GIVEN EXERCISE - Reproduce every record exactly as it appears, but not the pictures.

(A run of records)
☆ ☆ ☆ ☆
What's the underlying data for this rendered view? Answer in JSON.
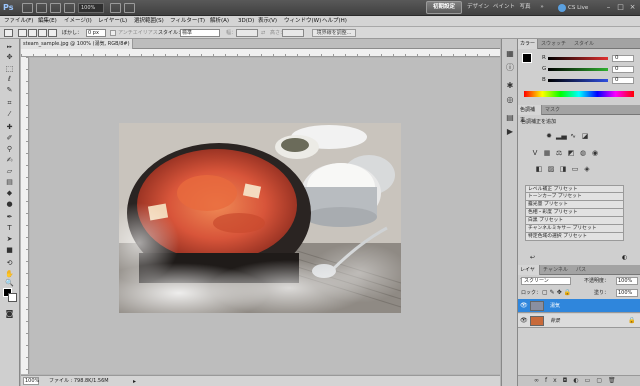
{
  "app": {
    "logo": "Ps",
    "zoom_select": "100%",
    "workspaces": {
      "active": "初期設定",
      "items": [
        "デザイン",
        "ペイント",
        "写真"
      ],
      "more": "»"
    },
    "cs_live": "CS Live",
    "window_controls": [
      "–",
      "□",
      "×"
    ]
  },
  "menu": {
    "items": [
      "ファイル(F)",
      "編集(E)",
      "イメージ(I)",
      "レイヤー(L)",
      "選択範囲(S)",
      "フィルター(T)",
      "解析(A)",
      "3D(D)",
      "表示(V)",
      "ウィンドウ(W)",
      "ヘルプ(H)"
    ]
  },
  "options": {
    "feather_label": "ぼかし：",
    "feather_value": "0 px",
    "antialias_label": "アンチエイリアス",
    "style_label": "スタイル：",
    "style_value": "標準",
    "width_label": "幅：",
    "height_label": "高さ：",
    "refine_edge": "境界線を調整..."
  },
  "document": {
    "tab_title": "steam_sample.jpg @ 100% (湯気, RGB/8#) *",
    "tab_close": "×",
    "status_zoom": "100%",
    "status_file": "ファイル : 798.8K/1.56M"
  },
  "color_panel": {
    "tabs": [
      "カラー",
      "スウォッチ",
      "スタイル"
    ],
    "channels": [
      {
        "label": "R",
        "value": "0",
        "color": "#e03030"
      },
      {
        "label": "G",
        "value": "0",
        "color": "#30b030"
      },
      {
        "label": "B",
        "value": "0",
        "color": "#3050e0"
      }
    ]
  },
  "adjust_panel": {
    "tabs": [
      "色調補正",
      "マスク"
    ],
    "title": "色調補正を追加",
    "presets": [
      "レベル補正 プリセット",
      "トーンカーブ プリセット",
      "露光量 プリセット",
      "色相・彩度 プリセット",
      "白黒 プリセット",
      "チャンネルミキサー プリセット",
      "特定色域の選択 プリセット"
    ]
  },
  "layers_panel": {
    "tabs": [
      "レイヤー",
      "チャンネル",
      "パス"
    ],
    "blend_mode": "スクリーン",
    "opacity_label": "不透明度：",
    "opacity_value": "100%",
    "lock_label": "ロック：",
    "fill_label": "塗り：",
    "fill_value": "100%",
    "layers": [
      {
        "name": "湯気",
        "selected": true
      },
      {
        "name": "背景",
        "selected": false
      }
    ]
  }
}
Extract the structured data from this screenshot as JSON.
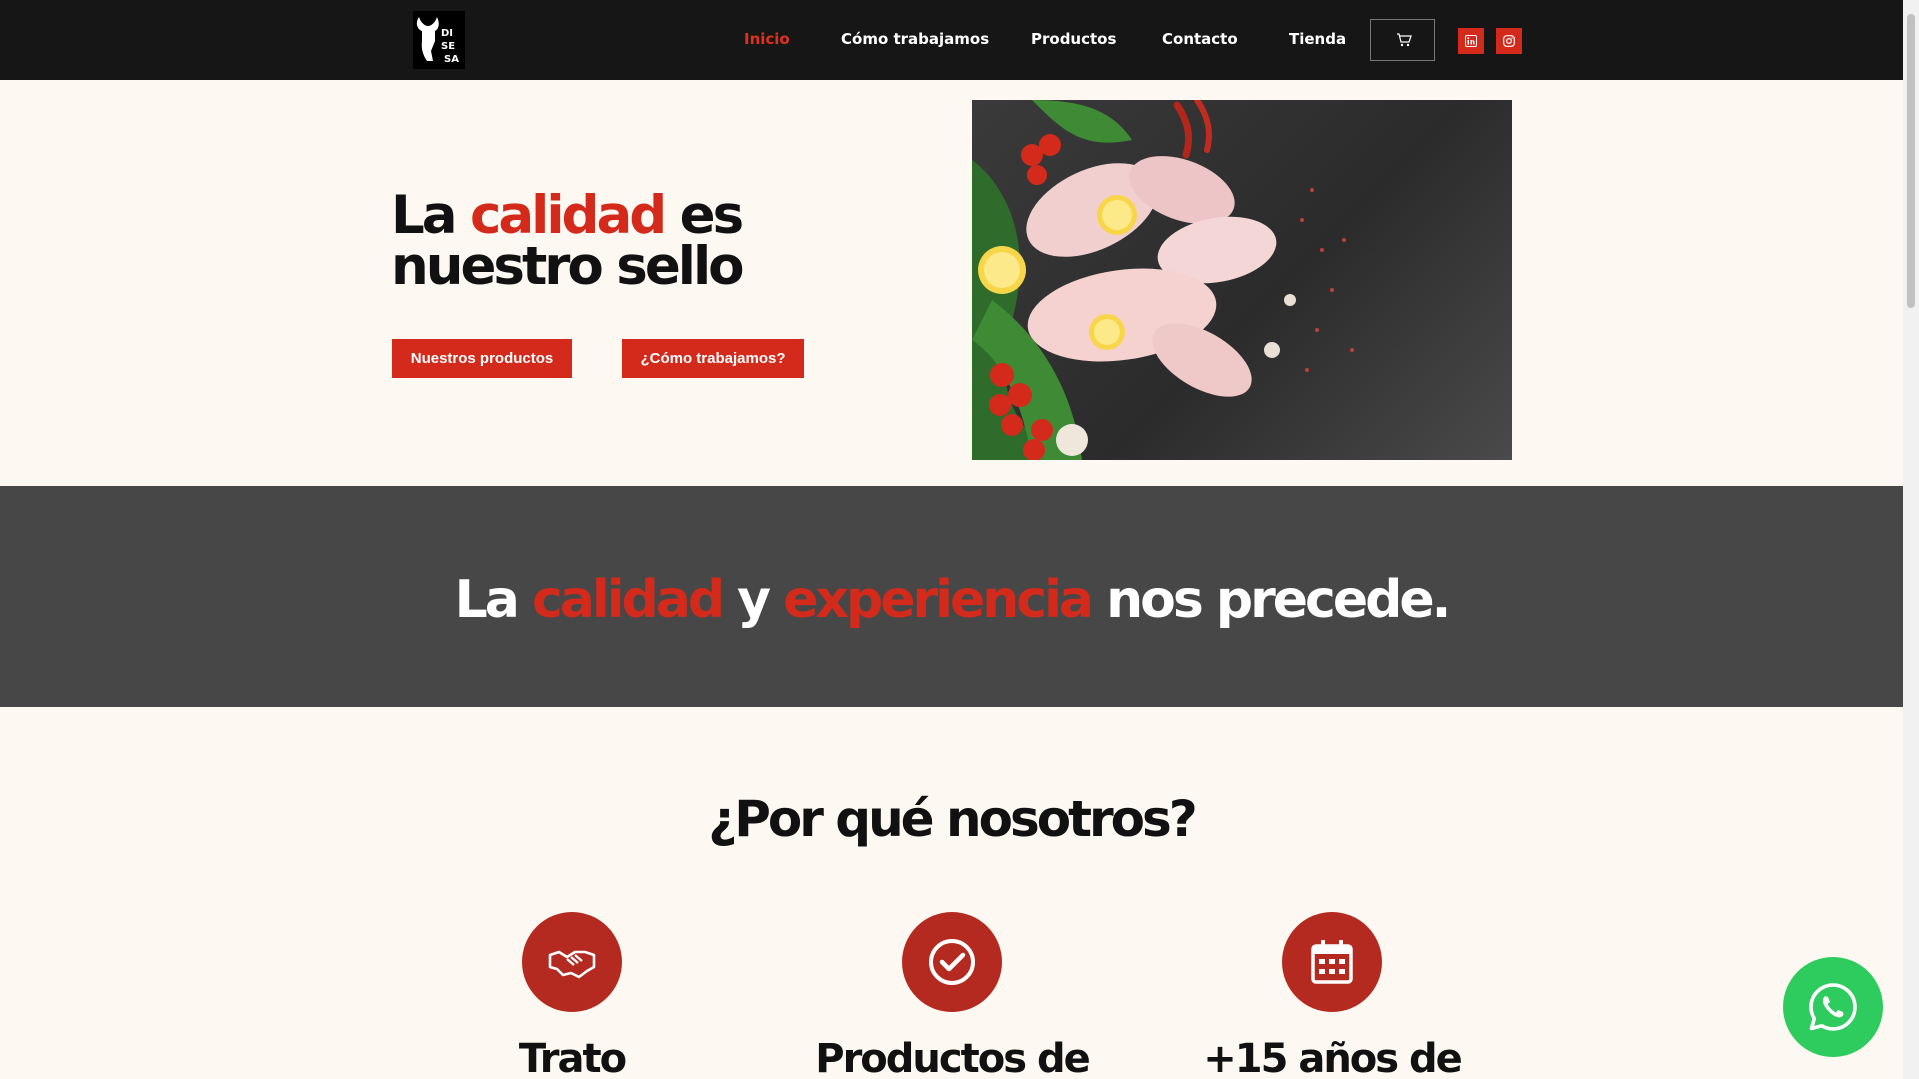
{
  "colors": {
    "accent": "#d42a1c",
    "header_bg": "#161616",
    "band_bg": "#474747",
    "page_bg": "#fdf8f1",
    "whatsapp": "#2ecc5f"
  },
  "logo": {
    "lines": [
      "DI",
      "SE",
      "SA"
    ]
  },
  "nav": {
    "items": [
      {
        "label": "Inicio",
        "active": true
      },
      {
        "label": "Cómo trabajamos"
      },
      {
        "label": "Productos"
      },
      {
        "label": "Contacto"
      },
      {
        "label": "Tienda"
      }
    ],
    "cart_icon": "cart-icon",
    "social": [
      {
        "icon": "linkedin-icon"
      },
      {
        "icon": "instagram-icon"
      }
    ]
  },
  "hero": {
    "title_pre": "La ",
    "title_accent": "calidad",
    "title_post": " es nuestro sello",
    "buttons": [
      "Nuestros productos",
      "¿Cómo trabajamos?"
    ]
  },
  "band": {
    "pre": "La ",
    "accent1": "calidad",
    "mid": " y ",
    "accent2": "experiencia",
    "post": " nos precede."
  },
  "why": {
    "title": "¿Por qué nosotros?",
    "features": [
      {
        "icon": "handshake-icon",
        "title": "Trato"
      },
      {
        "icon": "check-circle-icon",
        "title": "Productos de"
      },
      {
        "icon": "calendar-icon",
        "title": "+15 años de"
      }
    ]
  },
  "whatsapp": {
    "icon": "whatsapp-icon"
  }
}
☆ ☆ ☆ ☆
TASK OUTPUT -
What's the underlying data for this rendered view? Answer in JSON.
{
  "app": {
    "logo": "Ps",
    "zoom_select": "100%",
    "workspaces": {
      "active": "初期設定",
      "items": [
        "デザイン",
        "ペイント",
        "写真"
      ],
      "more": "»"
    },
    "cs_live": "CS Live",
    "window_controls": [
      "–",
      "□",
      "×"
    ]
  },
  "menu": {
    "items": [
      "ファイル(F)",
      "編集(E)",
      "イメージ(I)",
      "レイヤー(L)",
      "選択範囲(S)",
      "フィルター(T)",
      "解析(A)",
      "3D(D)",
      "表示(V)",
      "ウィンドウ(W)",
      "ヘルプ(H)"
    ]
  },
  "options": {
    "feather_label": "ぼかし：",
    "feather_value": "0 px",
    "antialias_label": "アンチエイリアス",
    "style_label": "スタイル：",
    "style_value": "標準",
    "width_label": "幅：",
    "height_label": "高さ：",
    "refine_edge": "境界線を調整..."
  },
  "document": {
    "tab_title": "steam_sample.jpg @ 100% (湯気, RGB/8#) *",
    "tab_close": "×",
    "status_zoom": "100%",
    "status_file": "ファイル : 798.8K/1.56M"
  },
  "color_panel": {
    "tabs": [
      "カラー",
      "スウォッチ",
      "スタイル"
    ],
    "channels": [
      {
        "label": "R",
        "value": "0",
        "color": "#e03030"
      },
      {
        "label": "G",
        "value": "0",
        "color": "#30b030"
      },
      {
        "label": "B",
        "value": "0",
        "color": "#3050e0"
      }
    ]
  },
  "adjust_panel": {
    "tabs": [
      "色調補正",
      "マスク"
    ],
    "title": "色調補正を追加",
    "presets": [
      "レベル補正 プリセット",
      "トーンカーブ プリセット",
      "露光量 プリセット",
      "色相・彩度 プリセット",
      "白黒 プリセット",
      "チャンネルミキサー プリセット",
      "特定色域の選択 プリセット"
    ]
  },
  "layers_panel": {
    "tabs": [
      "レイヤー",
      "チャンネル",
      "パス"
    ],
    "blend_mode": "スクリーン",
    "opacity_label": "不透明度：",
    "opacity_value": "100%",
    "lock_label": "ロック：",
    "fill_label": "塗り：",
    "fill_value": "100%",
    "layers": [
      {
        "name": "湯気",
        "selected": true
      },
      {
        "name": "背景",
        "selected": false
      }
    ]
  }
}
Extract the structured data from this screenshot as JSON.
{
  "colors": {
    "accent": "#d42a1c",
    "header_bg": "#161616",
    "band_bg": "#474747",
    "page_bg": "#fdf8f1",
    "whatsapp": "#2ecc5f"
  },
  "logo": {
    "lines": [
      "DI",
      "SE",
      "SA"
    ]
  },
  "nav": {
    "items": [
      {
        "label": "Inicio",
        "active": true
      },
      {
        "label": "Cómo trabajamos"
      },
      {
        "label": "Productos"
      },
      {
        "label": "Contacto"
      },
      {
        "label": "Tienda"
      }
    ],
    "cart_icon": "cart-icon",
    "social": [
      {
        "icon": "linkedin-icon"
      },
      {
        "icon": "instagram-icon"
      }
    ]
  },
  "hero": {
    "title_pre": "La ",
    "title_accent": "calidad",
    "title_post": " es nuestro sello",
    "buttons": [
      "Nuestros productos",
      "¿Cómo trabajamos?"
    ]
  },
  "band": {
    "pre": "La ",
    "accent1": "calidad",
    "mid": " y ",
    "accent2": "experiencia",
    "post": " nos precede."
  },
  "why": {
    "title": "¿Por qué nosotros?",
    "features": [
      {
        "icon": "handshake-icon",
        "title": "Trato"
      },
      {
        "icon": "check-circle-icon",
        "title": "Productos de"
      },
      {
        "icon": "calendar-icon",
        "title": "+15 años de"
      }
    ]
  },
  "whatsapp": {
    "icon": "whatsapp-icon"
  }
}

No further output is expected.